::: EXTRAIT CHOISI :::
Drame d'après l'oeuvre éponyme de Henrik Ibsen, adaptation et mise en scène de David Bobée, avec Clémence Ardoin, Jérôme Bidaux, Pierre Cartonnet, Catherine Dewitt, Radouan Leflahi, Destinée Mbikulu, Thierry Mettetal, Marius Moguiba, Lou Valentini et Butch McKoy.
A l'instar de nombre de ses homologues générationnels, tels Jean Bellorini et Thomas Jolly, le metteur en scène David Bobée s'inscrit dans la tendance contemporaine de la réactivation du théâtre de troupe et du théâtre épique avec notamment des adaptations de pièces du répertoire et des transpositions de textes littéraires.
Ainsi, il présente sa version de l'oeuvre "monstre", tant par sa longueur que son registre hybride, "Peer Gynt" de Henrik Ibsen, elle-même adaptée d'un conte norvégien, qui, par la métaphorique résistible ascension du protagoniste central, un vilain garnement fier et farouche, effronté et menteur, hâbleur et bagarreur, qui fait le désespoir de sa mère et qui aime raconter, et se raconter, des histoires pour occulter sa situation modeste et anticiper de rêves de grandeur, stigmatisait la médiocrité et le nationalisme de ses compatriotes.
::: DONNÉES FOURNIES :::
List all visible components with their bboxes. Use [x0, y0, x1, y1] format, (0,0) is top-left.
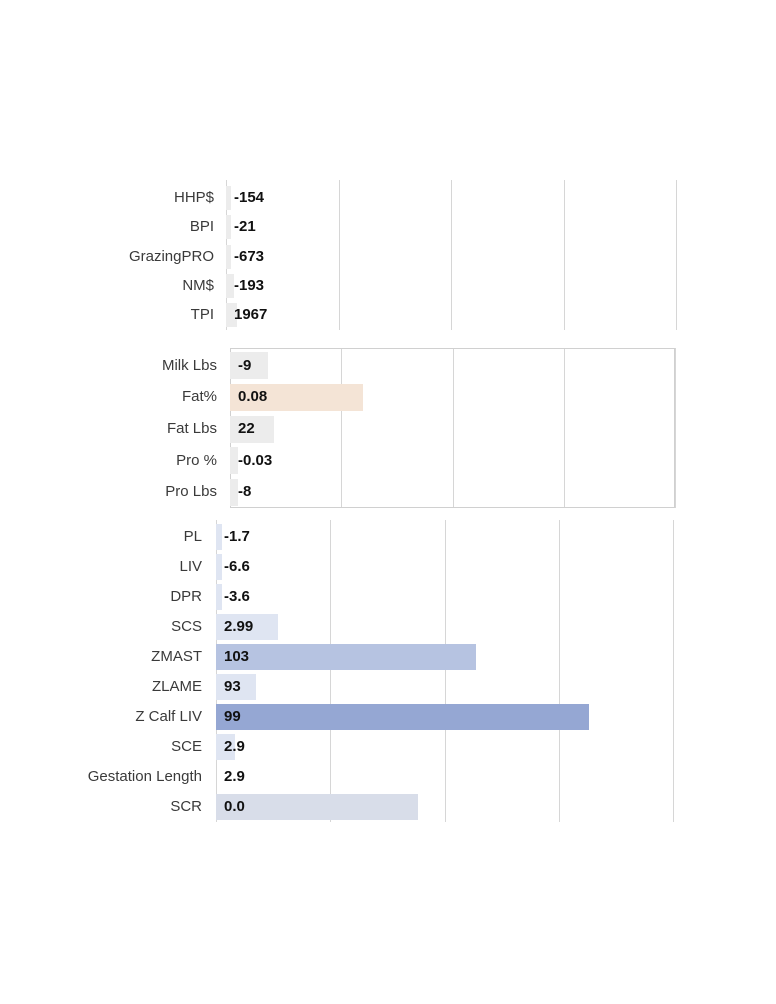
bar [230, 478, 238, 506]
bar [216, 524, 222, 550]
data-label: -3.6 [224, 588, 250, 605]
category-label: Fat% [181, 388, 217, 406]
gridline [563, 180, 565, 330]
bar [216, 584, 222, 610]
category-label: GrazingPRO [128, 247, 214, 265]
data-label: -0.03 [238, 451, 273, 469]
bar [226, 303, 238, 328]
bar [216, 734, 235, 760]
bar [230, 383, 363, 411]
gridline [675, 348, 676, 508]
data-label: -193 [234, 276, 265, 294]
bar [230, 415, 275, 443]
category-label: SCS [171, 618, 202, 635]
data-label: -9 [238, 356, 252, 374]
data-label: 22 [238, 420, 255, 437]
category-label: SCE [171, 738, 202, 755]
bar [226, 185, 232, 210]
bar [230, 352, 269, 380]
category-label: Gestation Length [87, 768, 202, 785]
category-label: Milk Lbs [161, 356, 217, 374]
category-label: Z Calf LIV [135, 708, 202, 725]
category-label: PL [183, 528, 202, 545]
data-label: -21 [234, 218, 256, 236]
category-label: Fat Lbs [166, 420, 217, 437]
gridline [330, 520, 332, 822]
bar [230, 447, 238, 475]
bar [216, 674, 256, 700]
data-label: 0.0 [224, 798, 245, 815]
bar [226, 244, 232, 269]
gridline [341, 348, 343, 508]
category-label: Pro Lbs [165, 483, 217, 501]
data-label: 93 [224, 678, 241, 695]
data-label: -673 [234, 247, 265, 265]
bar [226, 273, 235, 298]
gridline [216, 520, 217, 822]
category-label: NM$ [182, 276, 214, 294]
data-label: 103 [224, 648, 250, 665]
bar [216, 614, 279, 640]
data-label: -6.6 [224, 558, 250, 575]
category-label: TPI [190, 306, 214, 324]
bar [226, 215, 232, 240]
category-label: HHP$ [173, 188, 214, 206]
category-label: BPI [189, 218, 214, 236]
bar [216, 794, 418, 820]
data-label: 2.9 [224, 768, 245, 785]
category-label: ZMAST [151, 648, 202, 665]
data-label: -154 [234, 188, 265, 206]
data-label: -8 [238, 483, 252, 501]
gridline [338, 180, 340, 330]
gridline [563, 348, 565, 508]
gridline [452, 348, 454, 508]
category-label: LIV [179, 558, 202, 575]
data-label: 2.99 [224, 618, 254, 635]
data-label: 2.9 [224, 738, 245, 755]
gridline [558, 520, 560, 822]
gridline [676, 180, 677, 330]
data-label: 99 [224, 708, 241, 725]
category-label: SCR [170, 798, 202, 815]
data-label: -1.7 [224, 528, 250, 545]
data-label: 1967 [234, 306, 268, 324]
category-label: DPR [170, 588, 202, 605]
category-label: ZLAME [151, 678, 202, 695]
data-label: 0.08 [238, 388, 268, 406]
bar [216, 644, 477, 670]
gridline [673, 520, 674, 822]
category-label: Pro % [176, 451, 217, 469]
gridline [451, 180, 452, 330]
bar [216, 554, 222, 580]
plot-frame [230, 348, 675, 508]
gridline [444, 520, 446, 822]
bar [216, 704, 590, 730]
:::
**CONSIGNES:**
a) Répondez aux questions suivantes sur l'extrait consacré à « Peer Gynt » :
(i) Qui signe l'adaptation et la mise en scène du spectacle ?
(ii) Quels metteurs en scène sont cités comme homologues générationnels de David Bobée ?
(iii) De quoi l'œuvre de Henrik Ibsen est-elle elle-même adaptée ?
b) Rédigez la suite de l'extrait consacré à « Peer Gynt » après sa dernière phrase.
Les données proviennent d'une autre source que l'extrait.

**CORRIGÉ:**
a)
(i) David Bobée.
(ii) Jean Bellorini et Thomas Jolly.
(iii) D'un conte norvégien.

b)
Au terme d'une dramaturgie élaborée par Catherine Dewitt qui opère par mise en résonance contextualisée avec l'ultralibéralisme triomphant et de l'impérialisme américain, l'opus est structuré en tableaux avec pour intermèdes des compositions musicales de Butch McKoy, de la pop mélancolique à la Nick Cave au rock progressif en passant par le country folk, interprétées en live.
Il se déploie en trois mouvements, le rêve, l'ascension et la chute, ordonnés en ellipse pour narrer le parcours, peut-être simplement fantasmé, du plébéien enrichi de manière peu glorieuse qui ambitionne devenir l'empereur du monde.
La partition, qui opère par le mélange d'univers spatio-temporels, le brassage des pseudo-valeurs contemporaines, l'argent, la réussite, l'opportunisme et le sectarisme, et des inserts de répliques emblématiques, est mise en scène à la façon de la pièce à machines empruntant au théâtre de tréteaux, mais avec les moyens du théâtre subventionné.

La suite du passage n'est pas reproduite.